-- Start --

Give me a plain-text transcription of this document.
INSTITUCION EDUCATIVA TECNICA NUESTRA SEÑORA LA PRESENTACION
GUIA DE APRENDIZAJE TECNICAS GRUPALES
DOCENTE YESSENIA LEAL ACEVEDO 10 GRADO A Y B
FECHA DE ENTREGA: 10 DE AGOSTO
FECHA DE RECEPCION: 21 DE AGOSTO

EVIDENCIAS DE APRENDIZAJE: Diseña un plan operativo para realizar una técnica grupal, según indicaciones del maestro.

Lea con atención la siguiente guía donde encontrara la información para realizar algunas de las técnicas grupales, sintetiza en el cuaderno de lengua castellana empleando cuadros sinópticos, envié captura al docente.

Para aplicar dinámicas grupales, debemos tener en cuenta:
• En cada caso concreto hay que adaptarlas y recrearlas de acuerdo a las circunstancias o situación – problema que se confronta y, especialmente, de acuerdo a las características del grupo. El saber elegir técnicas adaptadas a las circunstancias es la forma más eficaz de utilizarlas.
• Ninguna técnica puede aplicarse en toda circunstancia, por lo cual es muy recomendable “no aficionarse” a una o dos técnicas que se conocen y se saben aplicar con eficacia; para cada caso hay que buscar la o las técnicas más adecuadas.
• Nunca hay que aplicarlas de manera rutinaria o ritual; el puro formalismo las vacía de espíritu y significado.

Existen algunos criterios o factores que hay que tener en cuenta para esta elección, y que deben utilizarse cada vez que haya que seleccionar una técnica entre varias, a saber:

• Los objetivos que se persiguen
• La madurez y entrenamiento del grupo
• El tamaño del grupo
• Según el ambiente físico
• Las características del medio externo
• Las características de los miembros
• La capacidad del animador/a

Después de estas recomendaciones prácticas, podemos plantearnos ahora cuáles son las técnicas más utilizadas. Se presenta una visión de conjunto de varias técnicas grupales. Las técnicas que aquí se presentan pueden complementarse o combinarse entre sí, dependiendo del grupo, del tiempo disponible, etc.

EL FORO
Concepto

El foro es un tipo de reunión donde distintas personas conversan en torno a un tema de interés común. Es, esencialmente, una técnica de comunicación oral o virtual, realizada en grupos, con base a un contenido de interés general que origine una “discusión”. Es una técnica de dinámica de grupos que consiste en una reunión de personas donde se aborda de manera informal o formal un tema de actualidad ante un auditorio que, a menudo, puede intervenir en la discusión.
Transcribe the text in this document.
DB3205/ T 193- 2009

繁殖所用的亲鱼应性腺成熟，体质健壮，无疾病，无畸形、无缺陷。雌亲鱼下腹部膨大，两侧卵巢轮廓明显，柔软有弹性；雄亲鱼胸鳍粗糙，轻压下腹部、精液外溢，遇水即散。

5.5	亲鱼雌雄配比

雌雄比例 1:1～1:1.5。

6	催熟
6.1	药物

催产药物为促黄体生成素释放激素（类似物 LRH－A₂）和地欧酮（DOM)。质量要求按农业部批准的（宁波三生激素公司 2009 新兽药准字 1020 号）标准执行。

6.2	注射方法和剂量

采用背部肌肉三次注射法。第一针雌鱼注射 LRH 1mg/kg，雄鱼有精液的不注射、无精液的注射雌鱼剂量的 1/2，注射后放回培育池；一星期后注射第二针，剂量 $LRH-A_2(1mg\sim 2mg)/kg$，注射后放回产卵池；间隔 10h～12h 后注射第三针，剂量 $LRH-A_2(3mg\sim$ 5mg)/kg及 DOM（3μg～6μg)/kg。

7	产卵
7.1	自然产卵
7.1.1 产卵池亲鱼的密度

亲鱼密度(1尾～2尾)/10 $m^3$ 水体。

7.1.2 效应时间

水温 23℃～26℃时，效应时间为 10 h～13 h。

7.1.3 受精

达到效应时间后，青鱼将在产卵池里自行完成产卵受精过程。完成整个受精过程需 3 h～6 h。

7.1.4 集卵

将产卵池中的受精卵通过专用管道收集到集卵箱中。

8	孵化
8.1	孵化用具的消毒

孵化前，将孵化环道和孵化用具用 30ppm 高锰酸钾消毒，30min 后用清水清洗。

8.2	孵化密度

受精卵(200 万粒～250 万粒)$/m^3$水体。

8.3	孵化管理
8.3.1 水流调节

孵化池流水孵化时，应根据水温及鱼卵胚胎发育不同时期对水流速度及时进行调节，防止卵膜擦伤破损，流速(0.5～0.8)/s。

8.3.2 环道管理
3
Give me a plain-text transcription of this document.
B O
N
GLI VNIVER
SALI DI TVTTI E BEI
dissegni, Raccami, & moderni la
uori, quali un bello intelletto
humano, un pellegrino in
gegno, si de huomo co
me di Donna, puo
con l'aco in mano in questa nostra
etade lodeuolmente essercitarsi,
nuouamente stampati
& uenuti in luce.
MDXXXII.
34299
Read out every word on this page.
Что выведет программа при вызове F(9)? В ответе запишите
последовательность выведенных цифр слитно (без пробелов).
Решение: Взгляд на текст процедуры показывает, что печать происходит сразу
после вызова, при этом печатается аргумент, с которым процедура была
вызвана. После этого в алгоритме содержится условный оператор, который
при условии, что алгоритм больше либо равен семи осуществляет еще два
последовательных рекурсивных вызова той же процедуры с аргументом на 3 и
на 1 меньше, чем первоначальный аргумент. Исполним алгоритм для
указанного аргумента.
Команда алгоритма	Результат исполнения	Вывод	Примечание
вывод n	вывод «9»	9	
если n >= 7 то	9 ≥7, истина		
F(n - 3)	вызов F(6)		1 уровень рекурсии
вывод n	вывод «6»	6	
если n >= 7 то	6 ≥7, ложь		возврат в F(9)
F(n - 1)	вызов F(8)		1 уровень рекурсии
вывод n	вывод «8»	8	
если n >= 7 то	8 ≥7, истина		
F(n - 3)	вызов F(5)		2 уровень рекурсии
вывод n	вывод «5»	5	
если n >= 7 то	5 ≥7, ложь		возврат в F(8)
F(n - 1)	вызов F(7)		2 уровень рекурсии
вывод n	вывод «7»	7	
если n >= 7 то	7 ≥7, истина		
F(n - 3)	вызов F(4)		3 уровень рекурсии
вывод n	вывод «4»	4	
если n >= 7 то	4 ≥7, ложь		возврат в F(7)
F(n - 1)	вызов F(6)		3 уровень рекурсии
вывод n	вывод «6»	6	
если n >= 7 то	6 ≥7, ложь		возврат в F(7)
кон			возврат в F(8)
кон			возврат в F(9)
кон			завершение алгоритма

-- End --

The listing above should be transcribed in full, exactly as written.

Give me a plain-text transcription of this document.
INSTITUCION EDUCATIVA TECNICA NUESTRA SEÑORA LA PRESENTACION
GUIA DE APRENDIZAJE TECNICAS GRUPALES
DOCENTE YESSENIA LEAL ACEVEDO 10 GRADO A Y B
FECHA DE ENTREGA: 10 DE AGOSTO
FECHA DE RECEPCION: 21 DE AGOSTO

EVIDENCIAS DE APRENDIZAJE: Diseña un plan operativo para realizar una técnica grupal, según indicaciones del maestro.

Lea con atención la siguiente guía donde encontrara la información para realizar algunas de las técnicas grupales, sintetiza en el cuaderno de lengua castellana empleando cuadros sinópticos, envié captura al docente.

Para aplicar dinámicas grupales, debemos tener en cuenta:
• En cada caso concreto hay que adaptarlas y recrearlas de acuerdo a las circunstancias o situación – problema que se confronta y, especialmente, de acuerdo a las características del grupo. El saber elegir técnicas adaptadas a las circunstancias es la forma más eficaz de utilizarlas.
• Ninguna técnica puede aplicarse en toda circunstancia, por lo cual es muy recomendable “no aficionarse” a una o dos técnicas que se conocen y se saben aplicar con eficacia; para cada caso hay que buscar la o las técnicas más adecuadas.
• Nunca hay que aplicarlas de manera rutinaria o ritual; el puro formalismo las vacía de espíritu y significado.

Existen algunos criterios o factores que hay que tener en cuenta para esta elección, y que deben utilizarse cada vez que haya que seleccionar una técnica entre varias, a saber:

• Los objetivos que se persiguen
• La madurez y entrenamiento del grupo
• El tamaño del grupo
• Según el ambiente físico
• Las características del medio externo
• Las características de los miembros
• La capacidad del animador/a

Después de estas recomendaciones prácticas, podemos plantearnos ahora cuáles son las técnicas más utilizadas. Se presenta una visión de conjunto de varias técnicas grupales. Las técnicas que aquí se presentan pueden complementarse o combinarse entre sí, dependiendo del grupo, del tiempo disponible, etc.

EL FORO
Concepto

El foro es un tipo de reunión donde distintas personas conversan en torno a un tema de interés común. Es, esencialmente, una técnica de comunicación oral o virtual, realizada en grupos, con base a un contenido de interés general que origine una “discusión”. Es una técnica de dinámica de grupos que consiste en una reunión de personas donde se aborda de manera informal o formal un tema de actualidad ante un auditorio que, a menudo, puede intervenir en la discusión.
Transcribe the text in this document.
DB3205/ T 193- 2009

繁殖所用的亲鱼应性腺成熟，体质健壮，无疾病，无畸形、无缺陷。雌亲鱼下腹部膨大，两侧卵巢轮廓明显，柔软有弹性；雄亲鱼胸鳍粗糙，轻压下腹部、精液外溢，遇水即散。

5.5	亲鱼雌雄配比

雌雄比例 1:1～1:1.5。

6	催熟
6.1	药物

催产药物为促黄体生成素释放激素（类似物 LRH－A₂）和地欧酮（DOM)。质量要求按农业部批准的（宁波三生激素公司 2009 新兽药准字 1020 号）标准执行。

6.2	注射方法和剂量

采用背部肌肉三次注射法。第一针雌鱼注射 LRH 1mg/kg，雄鱼有精液的不注射、无精液的注射雌鱼剂量的 1/2，注射后放回培育池；一星期后注射第二针，剂量 $LRH-A_2(1mg\sim 2mg)/kg$，注射后放回产卵池；间隔 10h～12h 后注射第三针，剂量 $LRH-A_2(3mg\sim$ 5mg)/kg及 DOM（3μg～6μg)/kg。

7	产卵
7.1	自然产卵
7.1.1 产卵池亲鱼的密度

亲鱼密度(1尾～2尾)/10 $m^3$ 水体。

7.1.2 效应时间

水温 23℃～26℃时，效应时间为 10 h～13 h。

7.1.3 受精

达到效应时间后，青鱼将在产卵池里自行完成产卵受精过程。完成整个受精过程需 3 h～6 h。

7.1.4 集卵

将产卵池中的受精卵通过专用管道收集到集卵箱中。

8	孵化
8.1	孵化用具的消毒

孵化前，将孵化环道和孵化用具用 30ppm 高锰酸钾消毒，30min 后用清水清洗。

8.2	孵化密度

受精卵(200 万粒～250 万粒)$/m^3$水体。

8.3	孵化管理
8.3.1 水流调节

孵化池流水孵化时，应根据水温及鱼卵胚胎发育不同时期对水流速度及时进行调节，防止卵膜擦伤破损，流速(0.5～0.8)/s。

8.3.2 环道管理
3
Give me a plain-text transcription of this document.
B O
N
GLI VNIVER
SALI DI TVTTI E BEI
dissegni, Raccami, & moderni la
uori, quali un bello intelletto
humano, un pellegrino in
gegno, si de huomo co
me di Donna, puo
con l'aco in mano in questa nostra
etade lodeuolmente essercitarsi,
nuouamente stampati
& uenuti in luce.
MDXXXII.
34299
Read out every word on this page.
Что выведет программа при вызове F(9)? В ответе запишите
последовательность выведенных цифр слитно (без пробелов).
Решение: Взгляд на текст процедуры показывает, что печать происходит сразу
после вызова, при этом печатается аргумент, с которым процедура была
вызвана. После этого в алгоритме содержится условный оператор, который
при условии, что алгоритм больше либо равен семи осуществляет еще два
последовательных рекурсивных вызова той же процедуры с аргументом на 3 и
на 1 меньше, чем первоначальный аргумент. Исполним алгоритм для
указанного аргумента.
Команда алгоритма	Результат исполнения	Вывод	Примечание
вывод n	вывод «9»	9	
если n >= 7 то	9 ≥7, истина		
F(n - 3)	вызов F(6)		1 уровень рекурсии
вывод n	вывод «6»	6	
если n >= 7 то	6 ≥7, ложь		возврат в F(9)
F(n - 1)	вызов F(8)		1 уровень рекурсии
вывод n	вывод «8»	8	
если n >= 7 то	8 ≥7, истина		
F(n - 3)	вызов F(5)		2 уровень рекурсии
вывод n	вывод «5»	5	
если n >= 7 то	5 ≥7, ложь		возврат в F(8)
F(n - 1)	вызов F(7)		2 уровень рекурсии
вывод n	вывод «7»	7	
если n >= 7 то	7 ≥7, истина		
F(n - 3)	вызов F(4)		3 уровень рекурсии
вывод n	вывод «4»	4	
если n >= 7 то	4 ≥7, ложь		возврат в F(7)
F(n - 1)	вызов F(6)		3 уровень рекурсии
вывод n	вывод «6»	6	
если n >= 7 то	6 ≥7, ложь		возврат в F(7)
кон			возврат в F(8)
кон			возврат в F(9)
кон			завершение алгоритма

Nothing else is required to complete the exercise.